*Given exercise:*
Output an exact reproduction of the data.

════════

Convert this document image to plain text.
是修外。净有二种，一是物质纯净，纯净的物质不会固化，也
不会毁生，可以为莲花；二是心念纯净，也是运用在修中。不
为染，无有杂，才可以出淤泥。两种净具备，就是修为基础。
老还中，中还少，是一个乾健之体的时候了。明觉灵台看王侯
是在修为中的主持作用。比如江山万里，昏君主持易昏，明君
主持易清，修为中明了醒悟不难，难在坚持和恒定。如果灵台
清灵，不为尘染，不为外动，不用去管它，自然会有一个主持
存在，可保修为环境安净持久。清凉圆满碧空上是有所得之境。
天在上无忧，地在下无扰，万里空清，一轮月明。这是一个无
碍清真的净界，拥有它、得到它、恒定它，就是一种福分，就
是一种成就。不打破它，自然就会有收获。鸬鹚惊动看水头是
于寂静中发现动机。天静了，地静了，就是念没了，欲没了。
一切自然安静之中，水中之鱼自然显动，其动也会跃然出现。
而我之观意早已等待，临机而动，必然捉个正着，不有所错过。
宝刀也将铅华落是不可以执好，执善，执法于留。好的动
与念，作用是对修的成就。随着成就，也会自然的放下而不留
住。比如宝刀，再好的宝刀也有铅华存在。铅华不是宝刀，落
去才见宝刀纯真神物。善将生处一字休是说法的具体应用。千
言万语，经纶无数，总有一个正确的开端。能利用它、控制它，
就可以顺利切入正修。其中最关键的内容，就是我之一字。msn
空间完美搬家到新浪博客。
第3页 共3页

════════

*Written answer:*
Convert this document image to plain text.
是修外。净有二种，一是物质纯净，纯净的物质不会固化，也
不会毁生，可以为莲花；二是心念纯净，也是运用在修中。不
为染，无有杂，才可以出淤泥。两种净具备，就是修为基础。
老还中，中还少，是一个乾健之体的时候了。明觉灵台看王侯
是在修为中的主持作用。比如江山万里，昏君主持易昏，明君
主持易清，修为中明了醒悟不难，难在坚持和恒定。如果灵台
清灵，不为尘染，不为外动，不用去管它，自然会有一个主持
存在，可保修为环境安净持久。清凉圆满碧空上是有所得之境。
天在上无忧，地在下无扰，万里空清，一轮月明。这是一个无
碍清真的净界，拥有它、得到它、恒定它，就是一种福分，就
是一种成就。不打破它，自然就会有收获。鸬鹚惊动看水头是
于寂静中发现动机。天静了，地静了，就是念没了，欲没了。
一切自然安静之中，水中之鱼自然显动，其动也会跃然出现。
而我之观意早已等待，临机而动，必然捉个正着，不有所错过。
宝刀也将铅华落是不可以执好，执善，执法于留。好的动
与念，作用是对修的成就。随着成就，也会自然的放下而不留
住。比如宝刀，再好的宝刀也有铅华存在。铅华不是宝刀，落
去才见宝刀纯真神物。善将生处一字休是说法的具体应用。千
言万语，经纶无数，总有一个正确的开端。能利用它、控制它，
就可以顺利切入正修。其中最关键的内容，就是我之一字。msn
空间完美搬家到新浪博客。
第3页 共3页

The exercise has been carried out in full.